## TEXT EXCERPT
━━━━
The HolovizOp displays the processed video with overlaid AI results, including:

  • Bounding boxes around detected tools
  • Segmentation masks for tools
  • Text labels for detected tools

Requirements

Software

  • Holoscan SDK v3.0: Holohub command takes care of this dependency when using Holohub container. However, you can install the Holoscan SDK via one of the methods specified in the SDK user guide.
  • Holoscan Sensor Bridge v2.0: Please see the Quick start guide for building the Holoscan Sensor Bridge docker container.

Models

This workflow utilizes the following three AI models:

Model Description File
📦️ Out-of-body Detection Model Detects if endoscope is inside or outside the body anonymization_model.onnx
📦️ SSD Detection for Endoscopy Surgical Tools Detects surgical tools with bounding boxes epoch24_nms.onnx
📦️ MONAI Endoscopic Tool Segmentation Provides pixel-level segmentation of tools model_endoscopic_tool_seg_sanitized_nhwc_in_nchw_out.onnx

Sample Data

Note: The directory specified by --data at runtime is assumed to contain three subdirectories, corresponding to the NGC resources specified in Models and Sample Data: orsi, monai_tool_seg_model and ssd_model. These resources will be automatically downloaded to the Holohub data directory when building the application.

Quick Start Guide

Using AJA Card or Replayer as I/O

./dev_container build_and_run ai_surgical_video

Using Holoscan Sensor Bridge as I/O

When using the workflow with --source hsb, it requires the Holoscan Sensor Bridge software to be installed. You can build a Holoscan Sensor Bridge container using the following commands:

git clone https://github.com/nvidia-holoscan/holoscan-sensor-bridge.git
cd holoscan-sensor-bridge
git checkout hsdk-3.0
./docker/build.sh

This will build a docker image called hololink-demo:2.0.0.
━━━━
## Document structure recognition data
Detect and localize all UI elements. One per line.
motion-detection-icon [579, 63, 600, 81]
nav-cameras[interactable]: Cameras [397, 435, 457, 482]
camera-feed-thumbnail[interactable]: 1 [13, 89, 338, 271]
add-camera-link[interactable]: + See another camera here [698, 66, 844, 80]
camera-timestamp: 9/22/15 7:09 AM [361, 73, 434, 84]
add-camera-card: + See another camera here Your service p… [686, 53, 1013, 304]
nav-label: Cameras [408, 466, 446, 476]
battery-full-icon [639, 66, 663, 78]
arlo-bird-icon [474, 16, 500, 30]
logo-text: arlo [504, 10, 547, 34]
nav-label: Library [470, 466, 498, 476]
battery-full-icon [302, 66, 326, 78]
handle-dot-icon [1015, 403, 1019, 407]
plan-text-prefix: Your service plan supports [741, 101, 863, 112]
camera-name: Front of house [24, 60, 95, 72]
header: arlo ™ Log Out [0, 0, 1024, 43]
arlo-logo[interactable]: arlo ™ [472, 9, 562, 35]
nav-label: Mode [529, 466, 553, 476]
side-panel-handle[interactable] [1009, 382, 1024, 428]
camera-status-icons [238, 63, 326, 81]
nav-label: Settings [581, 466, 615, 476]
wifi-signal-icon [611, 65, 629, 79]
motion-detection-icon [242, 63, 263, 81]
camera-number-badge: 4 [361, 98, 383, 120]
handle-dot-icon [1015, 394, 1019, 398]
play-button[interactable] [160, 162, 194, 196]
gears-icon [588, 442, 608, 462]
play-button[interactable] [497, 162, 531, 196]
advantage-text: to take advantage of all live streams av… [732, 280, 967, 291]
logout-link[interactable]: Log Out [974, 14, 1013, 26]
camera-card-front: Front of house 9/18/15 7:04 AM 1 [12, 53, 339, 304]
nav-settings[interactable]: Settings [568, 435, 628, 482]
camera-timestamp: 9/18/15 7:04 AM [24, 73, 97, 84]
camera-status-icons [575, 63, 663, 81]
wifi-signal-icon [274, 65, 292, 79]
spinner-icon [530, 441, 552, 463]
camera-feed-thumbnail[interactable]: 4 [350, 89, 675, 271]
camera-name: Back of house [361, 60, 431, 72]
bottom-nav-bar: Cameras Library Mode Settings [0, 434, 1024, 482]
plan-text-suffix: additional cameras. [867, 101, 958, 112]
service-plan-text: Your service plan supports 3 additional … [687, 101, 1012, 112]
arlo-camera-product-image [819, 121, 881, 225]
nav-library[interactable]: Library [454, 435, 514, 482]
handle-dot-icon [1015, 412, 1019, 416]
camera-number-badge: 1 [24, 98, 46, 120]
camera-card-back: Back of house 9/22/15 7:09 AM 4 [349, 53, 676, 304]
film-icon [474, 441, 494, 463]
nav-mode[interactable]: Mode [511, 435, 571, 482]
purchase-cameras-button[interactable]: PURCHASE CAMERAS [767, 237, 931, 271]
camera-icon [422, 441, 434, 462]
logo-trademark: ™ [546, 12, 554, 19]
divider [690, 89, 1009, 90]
━━━━
## TASK REQUIREMENTS
Can you copy the passage of the Holoscan surgical video text above from "This workflow utilizes" to "building the application."?

## SOLUTION TO THE EXERCISE
This workflow utilizes the following three AI models:

Model Description File
📦️ Out-of-body Detection Model Detects if endoscope is inside or outside the body anonymization_model.onnx
📦️ SSD Detection for Endoscopy Surgical Tools Detects surgical tools with bounding boxes epoch24_nms.onnx
📦️ MONAI Endoscopic Tool Segmentation Provides pixel-level segmentation of tools model_endoscopic_tool_seg_sanitized_nhwc_in_nchw_out.onnx

Sample Data

Note: The directory specified by --data at runtime is assumed to contain three subdirectories, corresponding to the NGC resources specified in Models and Sample Data: orsi, monai_tool_seg_model and ssd_model. These resources will be automatically downloaded to the Holohub data directory when building the application.